* Start *
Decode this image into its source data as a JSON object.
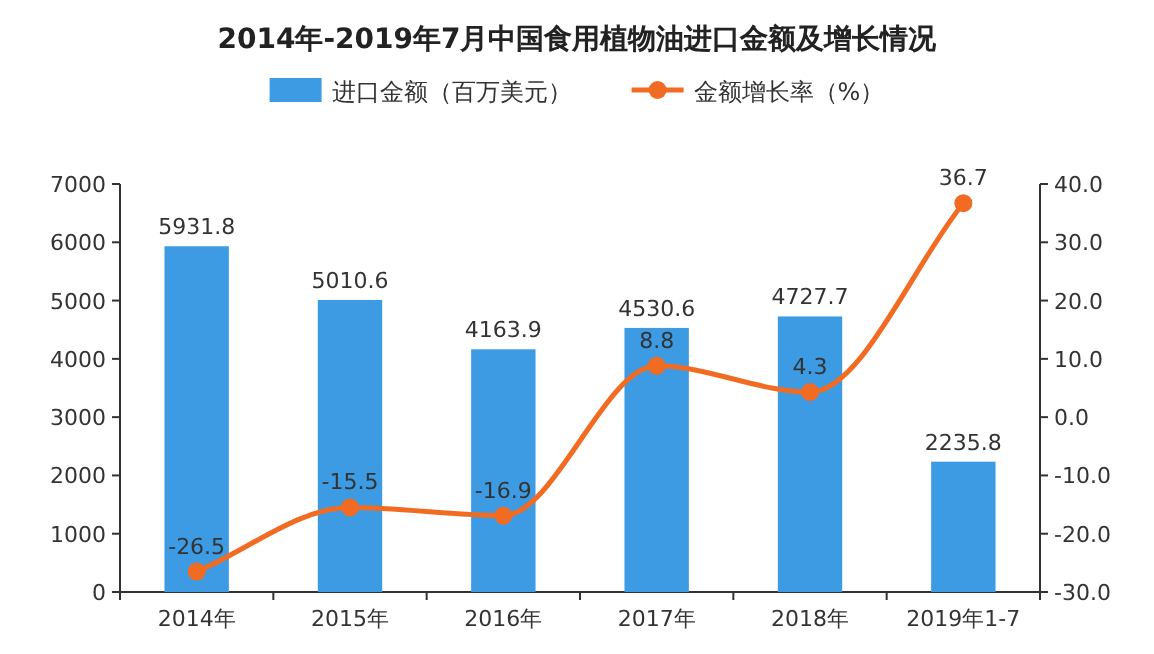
{
  "chart_data": {
    "type": "bar",
    "title": "2014年-2019年7月中国食用植物油进口金额及增长情况",
    "categories": [
      "2014年",
      "2015年",
      "2016年",
      "2017年",
      "2018年",
      "2019年1-7"
    ],
    "series": [
      {
        "name": "进口金额（百万美元）",
        "color": "#3d9be3",
        "values": [
          5931.8,
          5010.6,
          4163.9,
          4530.6,
          4727.7,
          2235.8
        ]
      },
      {
        "name": "金额增长率（%）",
        "type": "line",
        "axis": "y2",
        "color": "#f26b22",
        "marker": "circle",
        "values": [
          -26.5,
          -15.5,
          -16.9,
          8.8,
          4.3,
          36.7
        ]
      }
    ],
    "ylim": [
      0,
      7000
    ],
    "yticks": [
      0,
      1000,
      2000,
      3000,
      4000,
      5000,
      6000,
      7000
    ],
    "y2lim": [
      -30,
      40
    ],
    "y2ticks": [
      {
        "value": -30,
        "label": "-30.0"
      },
      {
        "value": -20,
        "label": "-20.0"
      },
      {
        "value": -10,
        "label": "-10.0"
      },
      {
        "value": 0,
        "label": "0.0"
      },
      {
        "value": 10,
        "label": "10.0"
      },
      {
        "value": 20,
        "label": "20.0"
      },
      {
        "value": 30,
        "label": "30.0"
      },
      {
        "value": 40,
        "label": "40.0"
      }
    ],
    "data_labels": true,
    "legend": "top",
    "grid": false
  }
}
* End *
Requirements ->
Exactly reproduce the entries above, minus the pictures.

Reply ->
Decode this image into its source data as a JSON object.
{
  "chart_data": {
    "type": "bar",
    "title": "2014年-2019年7月中国食用植物油进口金额及增长情况",
    "categories": [
      "2014年",
      "2015年",
      "2016年",
      "2017年",
      "2018年",
      "2019年1-7"
    ],
    "series": [
      {
        "name": "进口金额（百万美元）",
        "color": "#3d9be3",
        "values": [
          5931.8,
          5010.6,
          4163.9,
          4530.6,
          4727.7,
          2235.8
        ]
      },
      {
        "name": "金额增长率（%）",
        "type": "line",
        "axis": "y2",
        "color": "#f26b22",
        "marker": "circle",
        "values": [
          -26.5,
          -15.5,
          -16.9,
          8.8,
          4.3,
          36.7
        ]
      }
    ],
    "ylim": [
      0,
      7000
    ],
    "yticks": [
      0,
      1000,
      2000,
      3000,
      4000,
      5000,
      6000,
      7000
    ],
    "y2lim": [
      -30,
      40
    ],
    "y2ticks": [
      {
        "value": -30,
        "label": "-30.0"
      },
      {
        "value": -20,
        "label": "-20.0"
      },
      {
        "value": -10,
        "label": "-10.0"
      },
      {
        "value": 0,
        "label": "0.0"
      },
      {
        "value": 10,
        "label": "10.0"
      },
      {
        "value": 20,
        "label": "20.0"
      },
      {
        "value": 30,
        "label": "30.0"
      },
      {
        "value": 40,
        "label": "40.0"
      }
    ],
    "data_labels": true,
    "legend": "top",
    "grid": false
  }
}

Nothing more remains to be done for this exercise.